Gather each line in the entries that includes the string "Setting".

- Data listing:
>> begin

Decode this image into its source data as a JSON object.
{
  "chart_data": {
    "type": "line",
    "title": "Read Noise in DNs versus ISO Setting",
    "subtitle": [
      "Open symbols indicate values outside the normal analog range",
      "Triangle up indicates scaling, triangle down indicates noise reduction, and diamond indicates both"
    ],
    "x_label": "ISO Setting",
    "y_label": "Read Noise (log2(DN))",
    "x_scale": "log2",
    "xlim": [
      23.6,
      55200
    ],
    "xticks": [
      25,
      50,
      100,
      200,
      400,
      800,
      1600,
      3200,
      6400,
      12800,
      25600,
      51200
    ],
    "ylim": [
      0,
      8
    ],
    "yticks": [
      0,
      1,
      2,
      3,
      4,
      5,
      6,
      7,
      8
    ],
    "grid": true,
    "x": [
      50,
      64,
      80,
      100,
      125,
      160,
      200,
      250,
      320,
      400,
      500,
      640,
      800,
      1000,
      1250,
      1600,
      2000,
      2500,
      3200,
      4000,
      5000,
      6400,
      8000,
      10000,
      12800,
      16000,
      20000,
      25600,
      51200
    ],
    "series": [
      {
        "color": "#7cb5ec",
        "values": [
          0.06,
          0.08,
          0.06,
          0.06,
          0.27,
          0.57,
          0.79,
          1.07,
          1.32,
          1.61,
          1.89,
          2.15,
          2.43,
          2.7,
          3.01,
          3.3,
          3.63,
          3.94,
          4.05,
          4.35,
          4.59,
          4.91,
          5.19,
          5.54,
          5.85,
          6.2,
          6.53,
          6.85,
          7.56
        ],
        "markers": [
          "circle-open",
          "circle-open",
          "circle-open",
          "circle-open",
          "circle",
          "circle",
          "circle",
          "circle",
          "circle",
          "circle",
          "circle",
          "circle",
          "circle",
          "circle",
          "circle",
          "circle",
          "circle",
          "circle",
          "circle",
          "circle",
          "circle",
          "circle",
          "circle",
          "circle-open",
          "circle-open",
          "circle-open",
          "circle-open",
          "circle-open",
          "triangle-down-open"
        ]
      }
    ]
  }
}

>> end
>> begin

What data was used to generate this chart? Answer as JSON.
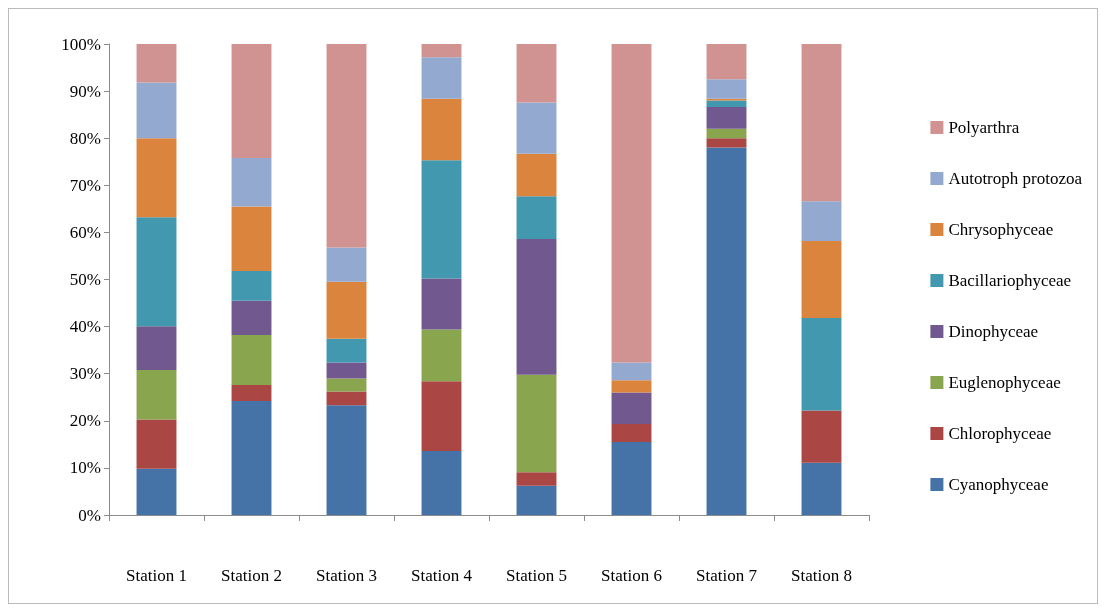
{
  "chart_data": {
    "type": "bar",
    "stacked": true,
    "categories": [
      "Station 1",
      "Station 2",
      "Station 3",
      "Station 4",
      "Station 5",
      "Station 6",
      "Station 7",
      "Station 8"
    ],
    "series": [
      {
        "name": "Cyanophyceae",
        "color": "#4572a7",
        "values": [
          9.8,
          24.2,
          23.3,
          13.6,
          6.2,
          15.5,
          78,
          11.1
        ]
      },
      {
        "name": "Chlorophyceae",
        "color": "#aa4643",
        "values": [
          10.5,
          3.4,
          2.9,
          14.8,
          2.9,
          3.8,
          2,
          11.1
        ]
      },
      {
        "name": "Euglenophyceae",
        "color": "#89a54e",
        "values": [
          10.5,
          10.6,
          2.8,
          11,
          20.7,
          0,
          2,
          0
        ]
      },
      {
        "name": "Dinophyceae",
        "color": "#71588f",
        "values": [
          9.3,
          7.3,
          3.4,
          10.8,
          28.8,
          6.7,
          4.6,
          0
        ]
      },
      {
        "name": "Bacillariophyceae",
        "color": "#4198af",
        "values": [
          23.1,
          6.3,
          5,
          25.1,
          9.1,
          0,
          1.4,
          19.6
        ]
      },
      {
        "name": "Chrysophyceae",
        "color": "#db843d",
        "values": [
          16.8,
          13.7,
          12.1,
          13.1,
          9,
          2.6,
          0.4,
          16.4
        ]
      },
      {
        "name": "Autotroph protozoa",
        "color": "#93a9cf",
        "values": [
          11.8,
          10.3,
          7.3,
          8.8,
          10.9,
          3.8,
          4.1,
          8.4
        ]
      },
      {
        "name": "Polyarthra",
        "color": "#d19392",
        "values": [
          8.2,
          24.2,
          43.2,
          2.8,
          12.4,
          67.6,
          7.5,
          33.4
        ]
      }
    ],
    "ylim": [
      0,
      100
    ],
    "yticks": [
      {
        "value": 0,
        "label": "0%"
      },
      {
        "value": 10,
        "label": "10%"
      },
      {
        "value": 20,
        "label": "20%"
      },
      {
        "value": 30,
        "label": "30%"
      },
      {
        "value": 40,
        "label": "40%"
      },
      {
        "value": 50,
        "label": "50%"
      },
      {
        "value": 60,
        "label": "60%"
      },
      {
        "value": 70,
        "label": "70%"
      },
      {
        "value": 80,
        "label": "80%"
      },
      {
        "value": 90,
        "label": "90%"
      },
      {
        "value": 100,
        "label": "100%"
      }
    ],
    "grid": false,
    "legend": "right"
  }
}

>> end

- Solution:
    "title": "Read Noise in DNs versus ISO Setting",
    "x_label": "ISO Setting",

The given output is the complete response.